> [The problem]: Copy out the records verbatim, from the first line of the records up to and including the line with "bar [276,61,634,102]".

> [Raw records]:
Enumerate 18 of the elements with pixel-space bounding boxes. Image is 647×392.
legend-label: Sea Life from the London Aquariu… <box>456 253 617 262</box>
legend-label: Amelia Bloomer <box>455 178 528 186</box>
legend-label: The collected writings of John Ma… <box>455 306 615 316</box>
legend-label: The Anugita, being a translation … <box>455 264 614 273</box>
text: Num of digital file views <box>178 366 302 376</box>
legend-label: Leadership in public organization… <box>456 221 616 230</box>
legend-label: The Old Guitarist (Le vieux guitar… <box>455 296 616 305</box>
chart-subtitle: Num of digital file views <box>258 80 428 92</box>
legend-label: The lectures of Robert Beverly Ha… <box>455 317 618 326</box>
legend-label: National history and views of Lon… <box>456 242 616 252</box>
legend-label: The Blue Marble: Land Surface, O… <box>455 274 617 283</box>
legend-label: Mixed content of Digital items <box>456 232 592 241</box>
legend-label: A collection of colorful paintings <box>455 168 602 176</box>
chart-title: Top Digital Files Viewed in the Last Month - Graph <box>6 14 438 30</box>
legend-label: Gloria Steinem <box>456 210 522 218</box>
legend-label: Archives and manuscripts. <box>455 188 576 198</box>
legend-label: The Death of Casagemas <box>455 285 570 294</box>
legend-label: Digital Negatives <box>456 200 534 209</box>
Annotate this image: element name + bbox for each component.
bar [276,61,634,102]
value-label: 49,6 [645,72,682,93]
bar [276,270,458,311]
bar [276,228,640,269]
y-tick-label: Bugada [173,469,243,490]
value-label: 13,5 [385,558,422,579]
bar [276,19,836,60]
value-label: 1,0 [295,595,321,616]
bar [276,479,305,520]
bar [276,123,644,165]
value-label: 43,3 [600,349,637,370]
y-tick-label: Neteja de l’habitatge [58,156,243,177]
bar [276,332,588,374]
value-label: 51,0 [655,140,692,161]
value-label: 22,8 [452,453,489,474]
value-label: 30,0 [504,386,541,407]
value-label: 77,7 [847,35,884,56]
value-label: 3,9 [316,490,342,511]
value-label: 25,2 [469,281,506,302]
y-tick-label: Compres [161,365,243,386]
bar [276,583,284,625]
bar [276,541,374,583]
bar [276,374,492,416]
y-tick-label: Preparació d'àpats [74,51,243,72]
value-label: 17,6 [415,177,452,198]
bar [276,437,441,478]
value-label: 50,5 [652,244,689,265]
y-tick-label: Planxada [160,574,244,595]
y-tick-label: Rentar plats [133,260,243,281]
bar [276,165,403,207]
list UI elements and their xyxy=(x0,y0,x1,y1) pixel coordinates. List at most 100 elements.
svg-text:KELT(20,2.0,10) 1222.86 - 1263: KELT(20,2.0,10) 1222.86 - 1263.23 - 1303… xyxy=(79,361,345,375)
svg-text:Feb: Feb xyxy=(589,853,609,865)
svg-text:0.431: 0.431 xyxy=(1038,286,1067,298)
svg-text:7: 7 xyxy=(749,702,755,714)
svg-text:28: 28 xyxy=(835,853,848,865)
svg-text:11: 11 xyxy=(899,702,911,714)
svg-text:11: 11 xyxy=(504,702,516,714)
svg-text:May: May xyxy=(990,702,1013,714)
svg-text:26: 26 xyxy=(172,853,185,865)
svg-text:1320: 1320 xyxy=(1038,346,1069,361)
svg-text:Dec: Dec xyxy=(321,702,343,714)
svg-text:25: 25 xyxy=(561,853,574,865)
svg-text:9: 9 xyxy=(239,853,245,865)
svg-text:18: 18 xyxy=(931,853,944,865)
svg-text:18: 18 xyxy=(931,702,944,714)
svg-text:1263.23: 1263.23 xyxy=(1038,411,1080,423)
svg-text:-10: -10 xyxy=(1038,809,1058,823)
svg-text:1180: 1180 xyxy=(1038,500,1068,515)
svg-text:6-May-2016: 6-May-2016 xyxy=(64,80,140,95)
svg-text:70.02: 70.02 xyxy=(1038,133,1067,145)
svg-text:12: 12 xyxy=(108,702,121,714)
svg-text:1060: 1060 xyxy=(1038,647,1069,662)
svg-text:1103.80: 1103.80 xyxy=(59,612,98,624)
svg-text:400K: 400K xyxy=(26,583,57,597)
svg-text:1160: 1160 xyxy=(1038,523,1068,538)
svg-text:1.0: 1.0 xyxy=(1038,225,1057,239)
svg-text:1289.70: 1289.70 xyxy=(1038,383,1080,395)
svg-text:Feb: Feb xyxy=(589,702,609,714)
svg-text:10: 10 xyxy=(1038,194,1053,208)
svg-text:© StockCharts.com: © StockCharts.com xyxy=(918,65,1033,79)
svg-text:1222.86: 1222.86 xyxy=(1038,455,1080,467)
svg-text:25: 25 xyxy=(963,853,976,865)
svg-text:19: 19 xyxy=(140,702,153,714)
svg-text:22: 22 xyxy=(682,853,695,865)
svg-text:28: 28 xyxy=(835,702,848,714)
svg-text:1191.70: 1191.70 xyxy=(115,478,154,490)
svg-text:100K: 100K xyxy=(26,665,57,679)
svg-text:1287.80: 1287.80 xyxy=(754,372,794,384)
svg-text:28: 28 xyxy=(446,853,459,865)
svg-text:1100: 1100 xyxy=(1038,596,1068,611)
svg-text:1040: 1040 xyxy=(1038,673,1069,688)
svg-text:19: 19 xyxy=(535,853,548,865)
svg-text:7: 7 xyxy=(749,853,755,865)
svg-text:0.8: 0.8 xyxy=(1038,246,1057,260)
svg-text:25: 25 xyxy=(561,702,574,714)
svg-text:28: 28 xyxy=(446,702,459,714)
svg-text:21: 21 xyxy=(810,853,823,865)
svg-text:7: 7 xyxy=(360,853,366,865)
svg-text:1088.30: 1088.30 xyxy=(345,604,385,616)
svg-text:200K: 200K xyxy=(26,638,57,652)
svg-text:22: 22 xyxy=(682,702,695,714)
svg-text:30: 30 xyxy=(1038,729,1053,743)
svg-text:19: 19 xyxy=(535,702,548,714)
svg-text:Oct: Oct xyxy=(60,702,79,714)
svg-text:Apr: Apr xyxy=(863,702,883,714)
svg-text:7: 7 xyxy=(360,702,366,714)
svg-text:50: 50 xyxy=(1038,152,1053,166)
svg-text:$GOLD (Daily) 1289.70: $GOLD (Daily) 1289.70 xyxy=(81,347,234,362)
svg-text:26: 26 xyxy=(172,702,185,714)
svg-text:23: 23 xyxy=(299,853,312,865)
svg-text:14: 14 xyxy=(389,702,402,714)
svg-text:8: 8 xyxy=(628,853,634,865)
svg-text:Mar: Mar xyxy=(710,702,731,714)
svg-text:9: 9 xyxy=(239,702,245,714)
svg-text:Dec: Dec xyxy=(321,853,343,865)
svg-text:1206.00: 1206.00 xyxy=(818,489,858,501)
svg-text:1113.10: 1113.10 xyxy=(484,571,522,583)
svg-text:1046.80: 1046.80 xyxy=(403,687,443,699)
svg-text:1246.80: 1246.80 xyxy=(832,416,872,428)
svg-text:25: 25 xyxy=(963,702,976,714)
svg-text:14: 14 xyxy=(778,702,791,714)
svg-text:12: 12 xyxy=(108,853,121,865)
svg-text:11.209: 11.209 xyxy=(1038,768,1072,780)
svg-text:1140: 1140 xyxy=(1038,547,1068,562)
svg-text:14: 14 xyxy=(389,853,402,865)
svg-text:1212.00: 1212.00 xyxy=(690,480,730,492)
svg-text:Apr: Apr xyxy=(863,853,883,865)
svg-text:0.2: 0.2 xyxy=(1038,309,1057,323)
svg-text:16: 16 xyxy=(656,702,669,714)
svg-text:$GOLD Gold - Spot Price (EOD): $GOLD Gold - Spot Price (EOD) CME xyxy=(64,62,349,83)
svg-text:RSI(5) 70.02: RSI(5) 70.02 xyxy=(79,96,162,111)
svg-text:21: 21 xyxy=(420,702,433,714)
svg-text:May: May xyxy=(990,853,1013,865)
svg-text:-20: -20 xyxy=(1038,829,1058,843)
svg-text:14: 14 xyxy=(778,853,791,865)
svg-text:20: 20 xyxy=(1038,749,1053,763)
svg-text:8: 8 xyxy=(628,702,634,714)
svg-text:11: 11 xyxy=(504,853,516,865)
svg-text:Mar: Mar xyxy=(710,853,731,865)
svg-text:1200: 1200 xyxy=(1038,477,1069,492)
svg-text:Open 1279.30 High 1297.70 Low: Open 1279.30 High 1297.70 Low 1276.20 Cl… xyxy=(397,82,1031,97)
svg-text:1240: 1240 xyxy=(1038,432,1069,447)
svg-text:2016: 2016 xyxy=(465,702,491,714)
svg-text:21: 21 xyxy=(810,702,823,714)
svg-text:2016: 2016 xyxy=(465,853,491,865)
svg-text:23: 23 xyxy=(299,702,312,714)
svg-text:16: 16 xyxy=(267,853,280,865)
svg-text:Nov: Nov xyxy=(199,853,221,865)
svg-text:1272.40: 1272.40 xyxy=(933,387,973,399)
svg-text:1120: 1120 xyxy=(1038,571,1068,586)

> [Result of the task]:
Enumerate 18 of the elements with pixel-space bounding boxes. Image is 647×392.
legend-label: Sea Life from the London Aquariu… <box>456 253 617 262</box>
legend-label: Amelia Bloomer <box>455 178 528 186</box>
legend-label: The collected writings of John Ma… <box>455 306 615 316</box>
legend-label: The Anugita, being a translation … <box>455 264 614 273</box>
text: Num of digital file views <box>178 366 302 376</box>
legend-label: Leadership in public organization… <box>456 221 616 230</box>
legend-label: The Old Guitarist (Le vieux guitar… <box>455 296 616 305</box>
chart-subtitle: Num of digital file views <box>258 80 428 92</box>
legend-label: The lectures of Robert Beverly Ha… <box>455 317 618 326</box>
legend-label: National history and views of Lon… <box>456 242 616 252</box>
legend-label: The Blue Marble: Land Surface, O… <box>455 274 617 283</box>
legend-label: Mixed content of Digital items <box>456 232 592 241</box>
legend-label: A collection of colorful paintings <box>455 168 602 176</box>
chart-title: Top Digital Files Viewed in the Last Month - Graph <box>6 14 438 30</box>
legend-label: Gloria Steinem <box>456 210 522 218</box>
legend-label: Archives and manuscripts. <box>455 188 576 198</box>
legend-label: The Death of Casagemas <box>455 285 570 294</box>
legend-label: Digital Negatives <box>456 200 534 209</box>
Annotate this image: element name + bbox for each component.
bar [276,61,634,102]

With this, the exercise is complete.